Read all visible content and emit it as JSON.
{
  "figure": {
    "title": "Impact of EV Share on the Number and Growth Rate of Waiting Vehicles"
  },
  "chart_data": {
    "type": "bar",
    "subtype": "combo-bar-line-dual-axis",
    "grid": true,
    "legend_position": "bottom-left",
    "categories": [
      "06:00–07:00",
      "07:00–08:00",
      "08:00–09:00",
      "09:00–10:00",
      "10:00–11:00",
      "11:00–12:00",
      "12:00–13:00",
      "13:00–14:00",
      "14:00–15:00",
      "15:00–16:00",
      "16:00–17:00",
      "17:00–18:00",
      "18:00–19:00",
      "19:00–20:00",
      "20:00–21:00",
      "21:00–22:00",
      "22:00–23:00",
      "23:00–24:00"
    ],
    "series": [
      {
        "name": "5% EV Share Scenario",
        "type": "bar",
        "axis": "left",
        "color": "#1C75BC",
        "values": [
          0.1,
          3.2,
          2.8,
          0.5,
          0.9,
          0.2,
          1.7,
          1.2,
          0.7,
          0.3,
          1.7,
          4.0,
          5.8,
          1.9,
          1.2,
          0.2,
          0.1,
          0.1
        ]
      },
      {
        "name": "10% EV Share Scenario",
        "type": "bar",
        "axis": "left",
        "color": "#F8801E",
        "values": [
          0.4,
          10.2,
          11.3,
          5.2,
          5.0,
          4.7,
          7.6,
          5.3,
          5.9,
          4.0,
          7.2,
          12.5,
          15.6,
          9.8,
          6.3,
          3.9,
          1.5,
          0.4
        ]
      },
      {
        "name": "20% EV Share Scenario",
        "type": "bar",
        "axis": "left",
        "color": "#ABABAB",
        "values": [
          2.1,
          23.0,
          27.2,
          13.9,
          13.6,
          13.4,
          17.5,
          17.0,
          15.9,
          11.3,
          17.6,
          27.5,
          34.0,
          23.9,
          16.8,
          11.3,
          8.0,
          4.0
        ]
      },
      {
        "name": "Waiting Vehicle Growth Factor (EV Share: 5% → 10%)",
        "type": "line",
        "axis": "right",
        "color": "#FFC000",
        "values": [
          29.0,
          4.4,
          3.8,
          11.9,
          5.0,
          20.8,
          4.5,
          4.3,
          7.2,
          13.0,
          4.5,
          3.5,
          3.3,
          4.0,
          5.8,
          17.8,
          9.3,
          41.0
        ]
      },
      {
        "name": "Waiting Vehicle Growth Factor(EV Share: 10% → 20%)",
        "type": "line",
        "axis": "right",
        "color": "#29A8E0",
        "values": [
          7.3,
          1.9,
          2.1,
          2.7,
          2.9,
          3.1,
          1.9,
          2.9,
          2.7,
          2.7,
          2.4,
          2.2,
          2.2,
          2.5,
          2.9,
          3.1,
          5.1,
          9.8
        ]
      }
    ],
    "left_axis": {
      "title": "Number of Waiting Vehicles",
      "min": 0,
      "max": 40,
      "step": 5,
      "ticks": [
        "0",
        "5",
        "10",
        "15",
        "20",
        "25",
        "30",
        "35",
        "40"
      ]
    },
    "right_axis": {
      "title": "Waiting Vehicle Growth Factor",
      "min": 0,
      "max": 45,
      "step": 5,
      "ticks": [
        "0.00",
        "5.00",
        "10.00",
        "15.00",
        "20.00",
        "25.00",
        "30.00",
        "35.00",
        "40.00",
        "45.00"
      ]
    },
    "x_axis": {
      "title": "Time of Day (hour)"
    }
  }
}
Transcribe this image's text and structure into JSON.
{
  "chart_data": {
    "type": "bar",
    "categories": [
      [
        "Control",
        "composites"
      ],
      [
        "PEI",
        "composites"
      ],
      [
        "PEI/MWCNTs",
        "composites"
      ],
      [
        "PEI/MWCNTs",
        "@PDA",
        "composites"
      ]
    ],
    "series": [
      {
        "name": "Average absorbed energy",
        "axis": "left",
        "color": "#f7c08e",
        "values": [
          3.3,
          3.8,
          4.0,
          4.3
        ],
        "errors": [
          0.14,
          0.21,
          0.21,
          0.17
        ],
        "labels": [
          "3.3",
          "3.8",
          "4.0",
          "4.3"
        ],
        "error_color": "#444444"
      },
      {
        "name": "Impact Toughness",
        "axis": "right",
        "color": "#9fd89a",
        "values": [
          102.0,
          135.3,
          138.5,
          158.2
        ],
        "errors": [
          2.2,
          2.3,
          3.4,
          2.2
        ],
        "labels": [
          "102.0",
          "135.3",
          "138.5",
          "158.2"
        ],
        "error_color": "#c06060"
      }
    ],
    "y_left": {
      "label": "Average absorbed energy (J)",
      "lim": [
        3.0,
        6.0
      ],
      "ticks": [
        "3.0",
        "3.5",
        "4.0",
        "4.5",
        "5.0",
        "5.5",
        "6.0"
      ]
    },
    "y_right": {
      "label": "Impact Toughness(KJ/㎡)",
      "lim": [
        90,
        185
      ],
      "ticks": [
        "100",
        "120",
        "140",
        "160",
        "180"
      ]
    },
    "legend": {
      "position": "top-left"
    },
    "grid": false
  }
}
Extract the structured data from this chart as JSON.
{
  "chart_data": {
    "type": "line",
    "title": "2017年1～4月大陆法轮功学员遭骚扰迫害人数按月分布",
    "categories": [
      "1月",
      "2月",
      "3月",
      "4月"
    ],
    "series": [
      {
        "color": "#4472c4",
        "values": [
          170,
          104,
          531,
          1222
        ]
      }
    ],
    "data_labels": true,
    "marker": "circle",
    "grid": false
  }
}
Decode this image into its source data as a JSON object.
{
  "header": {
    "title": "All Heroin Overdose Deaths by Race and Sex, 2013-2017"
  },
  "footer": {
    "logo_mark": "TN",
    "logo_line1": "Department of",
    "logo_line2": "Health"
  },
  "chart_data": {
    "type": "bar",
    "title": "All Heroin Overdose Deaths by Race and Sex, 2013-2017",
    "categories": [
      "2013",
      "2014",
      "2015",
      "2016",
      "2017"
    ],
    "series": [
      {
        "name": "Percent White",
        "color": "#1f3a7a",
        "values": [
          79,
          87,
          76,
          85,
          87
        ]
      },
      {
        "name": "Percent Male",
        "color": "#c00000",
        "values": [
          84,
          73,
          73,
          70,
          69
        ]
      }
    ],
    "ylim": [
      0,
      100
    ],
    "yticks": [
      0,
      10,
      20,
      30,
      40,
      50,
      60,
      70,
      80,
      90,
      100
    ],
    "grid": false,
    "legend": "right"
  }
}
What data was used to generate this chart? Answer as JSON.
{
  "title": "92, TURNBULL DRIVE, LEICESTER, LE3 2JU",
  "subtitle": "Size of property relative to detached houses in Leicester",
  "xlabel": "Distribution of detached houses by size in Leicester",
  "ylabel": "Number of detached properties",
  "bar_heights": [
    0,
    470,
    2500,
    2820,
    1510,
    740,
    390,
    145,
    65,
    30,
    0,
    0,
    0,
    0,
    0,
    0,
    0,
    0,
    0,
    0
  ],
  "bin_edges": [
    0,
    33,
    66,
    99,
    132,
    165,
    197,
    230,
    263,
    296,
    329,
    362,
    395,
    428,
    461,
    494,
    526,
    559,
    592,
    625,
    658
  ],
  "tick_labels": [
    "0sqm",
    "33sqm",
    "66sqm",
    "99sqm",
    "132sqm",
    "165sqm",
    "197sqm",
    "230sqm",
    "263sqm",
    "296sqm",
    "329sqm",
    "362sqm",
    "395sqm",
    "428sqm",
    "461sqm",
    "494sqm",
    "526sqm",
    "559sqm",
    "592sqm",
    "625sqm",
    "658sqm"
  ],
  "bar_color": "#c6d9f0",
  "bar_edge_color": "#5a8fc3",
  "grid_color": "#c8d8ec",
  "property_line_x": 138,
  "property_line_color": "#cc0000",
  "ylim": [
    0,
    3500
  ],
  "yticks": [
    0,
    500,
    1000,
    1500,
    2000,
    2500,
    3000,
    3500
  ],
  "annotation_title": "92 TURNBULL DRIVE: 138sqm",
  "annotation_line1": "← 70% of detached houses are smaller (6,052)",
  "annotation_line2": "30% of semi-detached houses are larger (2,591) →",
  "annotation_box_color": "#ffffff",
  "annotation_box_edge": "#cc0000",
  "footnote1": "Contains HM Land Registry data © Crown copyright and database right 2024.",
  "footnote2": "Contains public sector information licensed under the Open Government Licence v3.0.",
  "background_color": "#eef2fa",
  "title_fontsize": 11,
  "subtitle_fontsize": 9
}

**WHAT THIS TASK INVOLVES:**
Look for the word "Overdose" in every line of the listing and copy the lines that have it.

**SOLUTION TO THIS EXERCISE:**
    "title": "All Heroin Overdose Deaths by Race and Sex, 2013-2017"
    "title": "All Heroin Overdose Deaths by Race and Sex, 2013-2017",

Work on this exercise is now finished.